2. Le retrait et l’annulation du titre foncier
Le retrait du titre foncier est prévu par l’article 2 al 3 du décret N°76/166, d’après
ce texte, le ministre des affaires foncières peut, en cas de faute de l’administration
résultant notamment d’une irrégularité commise au cours de la procédure
d’obtention du titre foncier et au vu des actes authentiques produit, procédés au
retrait du titre foncier irrégulièrement délivré. L’alinéa 6 du même texte prévoit
aussi les cas de nullité du titre foncier. D’après ce texte, le titre foncier est de
nullité d’ordre public dans cas suivant :
- Lorsque plusieurs titres sont délivrés sur un même terrain,
- Lorsque le titre foncier est délivré sans respect des procédures
- Lorsque le titre foncier est établit en partie ou en totalité sur une dépendance
du domaine public.
- Lorsque le titre foncier est établit en partie ou en totalité sur une parcelle du
domaine privé de l’Etat ou d’un organisme public en violation de la
règlementation.
Dans ces différents cas, la nullité est constaté par un arrêté du ministre chargé des
affaires foncières, le terme nullité utilisé ici, est inadapté parce que l’administration
ne peut s’auto sanctionner, c’est à un juge de le faire, le terme adéquat est le retrait.
A côté du titre, la sécurisation du droit de propriété est faite par la sanction des
atteintes.
SECTION II : LA SANCTION DES ATTEINTES AU DROIT DE
PROPRIETE
Pour protéger les droits fonciers, le système juridique camerounais combine les
règles du code civil et celles du droit foncier. Ce système fait une distinction entre
la sanction des atteintes à la propriété et la sanction des atteintes à la jouissance
légale ou non légale.

__Consigne__.
D'après le texte fourni, par quel acte la nullité du titre foncier est-elle constatée ? Répondez en une phrase, s'il vous plaît.

Entrées de données recueillies
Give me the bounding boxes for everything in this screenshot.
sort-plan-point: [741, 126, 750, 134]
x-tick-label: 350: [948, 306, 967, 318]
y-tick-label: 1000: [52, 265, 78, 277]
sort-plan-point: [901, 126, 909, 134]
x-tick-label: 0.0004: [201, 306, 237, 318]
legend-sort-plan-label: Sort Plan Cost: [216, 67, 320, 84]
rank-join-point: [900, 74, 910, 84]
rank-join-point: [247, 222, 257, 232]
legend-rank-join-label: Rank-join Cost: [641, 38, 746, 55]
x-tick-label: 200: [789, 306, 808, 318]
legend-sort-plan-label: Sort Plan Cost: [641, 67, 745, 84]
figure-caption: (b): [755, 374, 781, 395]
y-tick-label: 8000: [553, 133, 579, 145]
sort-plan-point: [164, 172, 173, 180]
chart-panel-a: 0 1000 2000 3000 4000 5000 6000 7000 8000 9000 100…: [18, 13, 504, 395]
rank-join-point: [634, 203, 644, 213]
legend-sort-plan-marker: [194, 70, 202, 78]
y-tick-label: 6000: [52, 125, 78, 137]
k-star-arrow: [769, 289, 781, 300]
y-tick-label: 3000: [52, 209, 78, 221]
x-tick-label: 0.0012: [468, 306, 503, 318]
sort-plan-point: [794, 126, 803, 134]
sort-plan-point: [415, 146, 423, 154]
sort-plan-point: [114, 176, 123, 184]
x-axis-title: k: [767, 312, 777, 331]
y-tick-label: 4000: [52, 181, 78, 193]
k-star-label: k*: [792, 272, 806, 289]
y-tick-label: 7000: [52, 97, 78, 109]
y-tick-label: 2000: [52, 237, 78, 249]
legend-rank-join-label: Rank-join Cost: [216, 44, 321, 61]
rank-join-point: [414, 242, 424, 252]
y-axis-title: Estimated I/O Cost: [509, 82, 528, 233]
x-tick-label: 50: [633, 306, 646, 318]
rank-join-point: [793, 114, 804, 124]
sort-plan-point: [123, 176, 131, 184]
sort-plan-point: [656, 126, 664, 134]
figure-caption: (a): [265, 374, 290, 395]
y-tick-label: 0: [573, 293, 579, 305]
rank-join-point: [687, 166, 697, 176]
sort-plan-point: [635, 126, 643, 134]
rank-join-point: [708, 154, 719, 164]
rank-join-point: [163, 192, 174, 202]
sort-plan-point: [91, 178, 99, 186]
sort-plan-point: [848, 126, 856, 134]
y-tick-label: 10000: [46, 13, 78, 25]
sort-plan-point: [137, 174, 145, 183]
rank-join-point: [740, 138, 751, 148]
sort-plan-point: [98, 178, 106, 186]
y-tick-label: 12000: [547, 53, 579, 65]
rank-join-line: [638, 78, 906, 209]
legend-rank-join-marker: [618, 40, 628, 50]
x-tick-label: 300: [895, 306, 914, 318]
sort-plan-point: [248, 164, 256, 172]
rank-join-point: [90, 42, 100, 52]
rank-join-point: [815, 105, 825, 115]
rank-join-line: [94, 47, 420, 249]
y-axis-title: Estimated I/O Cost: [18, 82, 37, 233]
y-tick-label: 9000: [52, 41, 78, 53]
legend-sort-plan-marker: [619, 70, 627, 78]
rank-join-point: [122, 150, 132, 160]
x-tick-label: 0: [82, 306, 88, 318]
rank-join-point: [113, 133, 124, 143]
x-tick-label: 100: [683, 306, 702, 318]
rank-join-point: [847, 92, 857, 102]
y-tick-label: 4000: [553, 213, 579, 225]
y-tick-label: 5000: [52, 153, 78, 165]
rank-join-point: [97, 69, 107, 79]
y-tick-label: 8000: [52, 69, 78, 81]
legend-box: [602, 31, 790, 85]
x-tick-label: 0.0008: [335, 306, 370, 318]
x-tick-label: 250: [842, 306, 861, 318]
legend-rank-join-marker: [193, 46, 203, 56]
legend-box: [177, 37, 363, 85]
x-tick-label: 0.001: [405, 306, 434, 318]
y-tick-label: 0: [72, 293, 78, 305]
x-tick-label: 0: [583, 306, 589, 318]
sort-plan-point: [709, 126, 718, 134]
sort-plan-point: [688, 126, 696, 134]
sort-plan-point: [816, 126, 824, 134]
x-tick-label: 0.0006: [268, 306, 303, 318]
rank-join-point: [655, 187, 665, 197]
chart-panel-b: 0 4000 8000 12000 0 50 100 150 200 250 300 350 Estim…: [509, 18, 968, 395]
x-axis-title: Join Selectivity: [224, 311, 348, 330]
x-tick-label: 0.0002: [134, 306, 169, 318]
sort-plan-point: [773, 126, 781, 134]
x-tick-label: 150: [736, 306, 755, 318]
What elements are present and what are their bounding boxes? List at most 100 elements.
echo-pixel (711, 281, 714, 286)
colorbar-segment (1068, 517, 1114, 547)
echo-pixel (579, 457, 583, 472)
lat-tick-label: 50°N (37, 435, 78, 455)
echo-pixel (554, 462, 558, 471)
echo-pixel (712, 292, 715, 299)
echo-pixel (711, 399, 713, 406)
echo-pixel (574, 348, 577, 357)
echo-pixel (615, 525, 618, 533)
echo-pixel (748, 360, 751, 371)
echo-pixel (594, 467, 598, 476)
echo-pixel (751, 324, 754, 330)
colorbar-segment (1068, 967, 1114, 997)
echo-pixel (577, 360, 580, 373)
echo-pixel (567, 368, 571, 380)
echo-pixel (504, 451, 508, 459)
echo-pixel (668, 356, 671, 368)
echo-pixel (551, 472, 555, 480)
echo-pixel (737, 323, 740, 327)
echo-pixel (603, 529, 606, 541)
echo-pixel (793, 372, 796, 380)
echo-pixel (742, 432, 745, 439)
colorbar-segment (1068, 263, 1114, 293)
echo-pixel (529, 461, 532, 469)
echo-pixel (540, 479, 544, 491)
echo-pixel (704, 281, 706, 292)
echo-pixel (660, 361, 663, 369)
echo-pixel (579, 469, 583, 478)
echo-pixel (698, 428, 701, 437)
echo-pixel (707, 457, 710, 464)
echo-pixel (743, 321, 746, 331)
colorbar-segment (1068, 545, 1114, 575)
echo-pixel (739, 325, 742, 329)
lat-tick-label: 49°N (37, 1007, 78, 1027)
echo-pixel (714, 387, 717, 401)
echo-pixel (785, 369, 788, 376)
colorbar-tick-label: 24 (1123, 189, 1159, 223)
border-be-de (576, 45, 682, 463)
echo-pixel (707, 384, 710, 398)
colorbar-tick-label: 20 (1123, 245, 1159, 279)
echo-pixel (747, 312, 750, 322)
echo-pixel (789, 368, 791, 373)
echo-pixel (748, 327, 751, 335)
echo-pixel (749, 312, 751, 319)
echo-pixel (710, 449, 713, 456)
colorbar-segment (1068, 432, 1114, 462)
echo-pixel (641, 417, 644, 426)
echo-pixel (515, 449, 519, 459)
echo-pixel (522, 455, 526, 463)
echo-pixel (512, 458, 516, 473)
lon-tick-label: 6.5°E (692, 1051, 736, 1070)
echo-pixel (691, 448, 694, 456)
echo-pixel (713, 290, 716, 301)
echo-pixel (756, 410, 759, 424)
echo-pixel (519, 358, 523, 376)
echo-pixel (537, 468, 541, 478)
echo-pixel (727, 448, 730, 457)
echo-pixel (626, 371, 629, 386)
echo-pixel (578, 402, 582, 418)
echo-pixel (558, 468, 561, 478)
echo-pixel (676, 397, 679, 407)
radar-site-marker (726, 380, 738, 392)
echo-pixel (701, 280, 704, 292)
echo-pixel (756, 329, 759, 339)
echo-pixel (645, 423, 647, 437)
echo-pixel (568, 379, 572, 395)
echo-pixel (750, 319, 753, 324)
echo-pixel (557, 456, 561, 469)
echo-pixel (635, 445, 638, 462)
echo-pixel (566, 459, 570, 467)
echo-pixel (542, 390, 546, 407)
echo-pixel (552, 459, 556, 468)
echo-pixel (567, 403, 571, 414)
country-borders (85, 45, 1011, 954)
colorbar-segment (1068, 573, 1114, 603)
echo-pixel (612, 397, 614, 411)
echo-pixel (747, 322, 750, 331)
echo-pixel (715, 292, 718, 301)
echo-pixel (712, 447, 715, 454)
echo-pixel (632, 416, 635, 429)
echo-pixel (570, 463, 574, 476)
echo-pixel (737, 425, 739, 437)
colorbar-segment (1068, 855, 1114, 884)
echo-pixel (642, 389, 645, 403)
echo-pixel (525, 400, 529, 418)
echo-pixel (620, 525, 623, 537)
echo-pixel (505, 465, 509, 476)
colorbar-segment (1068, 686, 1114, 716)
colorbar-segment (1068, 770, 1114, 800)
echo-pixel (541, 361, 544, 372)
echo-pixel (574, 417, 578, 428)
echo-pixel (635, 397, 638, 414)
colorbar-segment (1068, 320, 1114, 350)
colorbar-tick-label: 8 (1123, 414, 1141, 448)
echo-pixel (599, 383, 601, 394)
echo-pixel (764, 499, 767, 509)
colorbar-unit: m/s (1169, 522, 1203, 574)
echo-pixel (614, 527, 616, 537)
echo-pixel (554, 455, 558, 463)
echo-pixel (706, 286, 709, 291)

__Réponse__.
La nullité est constatée par un arrêté du ministre chargé des affaires foncières.